- [TEKS SUMBER]:
-*-*-
Cinta kepada Allah dan mendekatkan diri kepada-Nya adalah kenikmatan tertinggi di dunia
Gambaran tentang agungnya keindahan cinta kepada Allah dan
kenikmatan beribadah serta mendekatkan diri kepada-Nya terungkap dalam
beberapa pernyataan dari para ulama Ahlus sunnah yang telah merasakan
keindahan dan kenikmatan tersebut.
Salah seorang di antara mereka ada yang berkata: “Sungguh kasihan
orang-orang yang cinta dunia, mereka (pada akhirnya) akan meninggalkan
dunia ini, padahal mereka belum merasakan kenikmatan yang paling besar
di dunia ini”, maka ada yang bertanya: “Apakah kenikmatan yang paling
besar di dunia ini?”, Ulama ini menjawab: “Cinta kepada Allah, merasa
tenang ketika mendekatkan diri kepada-Nya, rindu untuk bertemu
dengan-Nya, serta merasa bahagia ketika berzikir dan mengamalkan
ketaatan kepada-Nya”
[18].
Ulama salaf yang lain berkata: “Seandainya para raja dan pangeran
mengetahui (kenikmatan hidup) yang kami rasakan (dengan mencintai Allah
dan mendekatkan diri kepada-Nya), niscaya mereka akan berusaha merebut
kenikmatan tersebut dari kami dengan pedang-pedang mereka”
[19].
-*-*-
- [TUGAS ANDA]:
a) Cetak ulang bagian teks tentang cinta kepada Allah yang dimulai dengan kata-kata yang memuat "Cinta kepada Allah dan mendekatkan" dan berakhir pada "dan kenikmatan tersebut.", tanpa mengubah satu huruf pun.
b) Ringkas paragraf dalam teks tentang cinta kepada Allah yang diawali "Salah seorang di antara mereka" menjadi lebih pendek, tetapi tetap memuat fakta-fakta pokoknya.
c) Teruskan teks tentang cinta kepada Allah dengan menulis bagian berikutnya, dimulai sesudah kalimat terakhir yang tercantum.
-*-*-
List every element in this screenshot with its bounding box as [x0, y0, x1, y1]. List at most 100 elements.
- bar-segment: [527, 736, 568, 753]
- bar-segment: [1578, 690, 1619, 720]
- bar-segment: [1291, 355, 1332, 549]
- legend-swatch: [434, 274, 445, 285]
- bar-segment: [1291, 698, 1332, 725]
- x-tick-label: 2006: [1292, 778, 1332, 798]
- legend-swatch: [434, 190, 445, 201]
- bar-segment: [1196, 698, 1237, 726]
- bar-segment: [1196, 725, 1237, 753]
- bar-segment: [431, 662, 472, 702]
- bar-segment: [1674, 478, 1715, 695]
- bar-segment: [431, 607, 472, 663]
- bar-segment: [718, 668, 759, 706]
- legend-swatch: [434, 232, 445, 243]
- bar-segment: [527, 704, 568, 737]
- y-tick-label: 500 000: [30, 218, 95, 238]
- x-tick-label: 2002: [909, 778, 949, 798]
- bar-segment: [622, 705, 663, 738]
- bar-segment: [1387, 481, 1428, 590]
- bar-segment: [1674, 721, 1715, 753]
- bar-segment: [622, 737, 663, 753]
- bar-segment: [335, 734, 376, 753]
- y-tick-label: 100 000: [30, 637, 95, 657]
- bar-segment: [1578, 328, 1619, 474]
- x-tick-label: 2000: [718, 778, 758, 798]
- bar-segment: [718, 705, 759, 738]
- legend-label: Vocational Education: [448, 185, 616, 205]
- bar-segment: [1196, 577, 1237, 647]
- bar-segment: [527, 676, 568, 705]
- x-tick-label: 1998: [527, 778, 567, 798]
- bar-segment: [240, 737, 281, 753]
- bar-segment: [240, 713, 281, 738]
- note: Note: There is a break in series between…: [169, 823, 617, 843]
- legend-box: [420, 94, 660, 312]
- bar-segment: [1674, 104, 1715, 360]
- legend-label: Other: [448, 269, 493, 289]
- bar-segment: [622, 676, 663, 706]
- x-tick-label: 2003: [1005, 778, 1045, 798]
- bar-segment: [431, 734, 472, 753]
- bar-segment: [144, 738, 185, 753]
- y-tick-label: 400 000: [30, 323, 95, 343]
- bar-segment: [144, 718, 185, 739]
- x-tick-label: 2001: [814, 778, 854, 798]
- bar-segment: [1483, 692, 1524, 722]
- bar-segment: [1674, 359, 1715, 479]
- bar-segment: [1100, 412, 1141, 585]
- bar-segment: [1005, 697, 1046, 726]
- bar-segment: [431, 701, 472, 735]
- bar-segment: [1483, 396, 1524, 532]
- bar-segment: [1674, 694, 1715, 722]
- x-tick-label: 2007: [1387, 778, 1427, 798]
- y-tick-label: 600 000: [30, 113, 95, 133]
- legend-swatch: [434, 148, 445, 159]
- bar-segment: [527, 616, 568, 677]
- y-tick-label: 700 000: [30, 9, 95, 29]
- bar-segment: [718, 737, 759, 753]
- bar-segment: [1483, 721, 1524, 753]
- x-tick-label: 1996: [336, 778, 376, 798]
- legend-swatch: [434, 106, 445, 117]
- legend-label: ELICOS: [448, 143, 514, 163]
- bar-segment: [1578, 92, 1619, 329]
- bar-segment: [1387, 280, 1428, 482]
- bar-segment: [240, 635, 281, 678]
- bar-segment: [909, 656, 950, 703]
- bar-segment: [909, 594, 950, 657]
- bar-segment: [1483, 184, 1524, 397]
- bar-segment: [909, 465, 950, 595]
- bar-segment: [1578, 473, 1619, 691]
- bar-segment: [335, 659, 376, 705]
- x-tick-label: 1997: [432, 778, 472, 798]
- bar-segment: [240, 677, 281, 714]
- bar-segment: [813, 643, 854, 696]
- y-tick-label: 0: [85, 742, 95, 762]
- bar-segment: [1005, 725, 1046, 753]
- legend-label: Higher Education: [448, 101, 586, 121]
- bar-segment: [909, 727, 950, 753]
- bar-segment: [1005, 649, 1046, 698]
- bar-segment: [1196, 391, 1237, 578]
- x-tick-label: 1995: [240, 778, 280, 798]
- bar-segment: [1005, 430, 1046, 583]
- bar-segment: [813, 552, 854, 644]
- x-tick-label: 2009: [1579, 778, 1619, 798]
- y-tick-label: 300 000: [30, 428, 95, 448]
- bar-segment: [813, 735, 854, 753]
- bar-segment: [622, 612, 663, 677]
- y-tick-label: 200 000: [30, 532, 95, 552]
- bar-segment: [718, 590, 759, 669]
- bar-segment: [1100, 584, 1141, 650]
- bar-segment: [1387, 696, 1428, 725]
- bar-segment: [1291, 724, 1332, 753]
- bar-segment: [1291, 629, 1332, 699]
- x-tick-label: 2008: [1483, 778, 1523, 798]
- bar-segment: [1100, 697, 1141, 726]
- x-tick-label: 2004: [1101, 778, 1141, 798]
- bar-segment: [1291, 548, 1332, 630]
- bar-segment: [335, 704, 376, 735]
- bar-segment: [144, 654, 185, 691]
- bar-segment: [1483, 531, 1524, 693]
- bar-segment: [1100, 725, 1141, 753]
-*-*-
- [JAWABANNYA]:
a)
Cinta kepada Allah dan mendekatkan diri kepada-Nya adalah kenikmatan tertinggi di dunia
Gambaran tentang agungnya keindahan cinta kepada Allah dan
kenikmatan beribadah serta mendekatkan diri kepada-Nya terungkap dalam
beberapa pernyataan dari para ulama Ahlus sunnah yang telah merasakan
keindahan dan kenikmatan tersebut.

b) Seorang ulama berkata bahwa orang-orang yang cinta dunia patut dikasihani. Mereka pada akhirnya akan meninggalkan dunia tanpa pernah merasakan kenikmatan terbesarnya. Ketika ditanya apa kenikmatan itu, ia menjawab: cinta kepada Allah, merasa tenang saat mendekatkan diri kepada-Nya, rindu bertemu dengan-Nya, serta merasa bahagia ketika berzikir dan menaati-Nya.

c)
Demikian juga ucapan yang populer dari Syaikhul Islam Ibnu Taimiyyah,
beliau berkata: “Sesungguhnya di dunia ini ada jannnah (surga),
barangsiapa yang belum masuk ke dalam surga di dunia ini maka dia tidak
akan masuk ke dalam surga di akhirat nanti”
[20].
Imam Ibnul Qayyim memaparkan tingginya kenikmatan dan keindahan ini
dalam penuturan beliau: “Cinta kepada Allah , mengenal-Nya (dengan
memahami kandungan nama-nama-Nya yang maha indah dan sifat-sifat-Nya
yang maha sempurna), selalu berzikir kepada-Nya, merasa tenang dan damai
(ketika mendekatkan diri) kepada-Nya, mengesakan-Nya dalam mencintai,
takut, berharap, berserah diri dan mendekatkan diri (kepada-Nya), dengan
menjadikan semua itu satu-satunya yang menguasai pikiran, tekad dan
keinginan seorang hamba, inilah surga dunia (yang sebenarnya) dan
kenikmatan yang tiada taranya (jika dibandingkan dengan) kenikmatan
(dunia). Inilah penyejuk hati hamba-hamba yang mencintai (Allah ) dan
(kebahagiaan) hidup orang-orang yang mengenal-Nya.
Seorang hamba akan menjadi penyejuk (penghibur) hati bagi manusia
sesuai dengan begaimana hamba tersebut merasa sejuk hatinya dengan
(mendekatkan diri kepada) Allah . Maka barangsiapa yang merasa sejuk
hatinya dengan (mendekatkan diri kepada) Allah maka semua orang akan
merasa sejuk hati mereka bersamanya, dan barangsiapa yang tidak merasa
sejuk hatinya dengan (mendekatkan diri kepada) Allah maka jiwanya akan
terputus (tercurah sepenuhnya) kepada dunia dengan penuh penyesalan dan
kesedihan”
[21].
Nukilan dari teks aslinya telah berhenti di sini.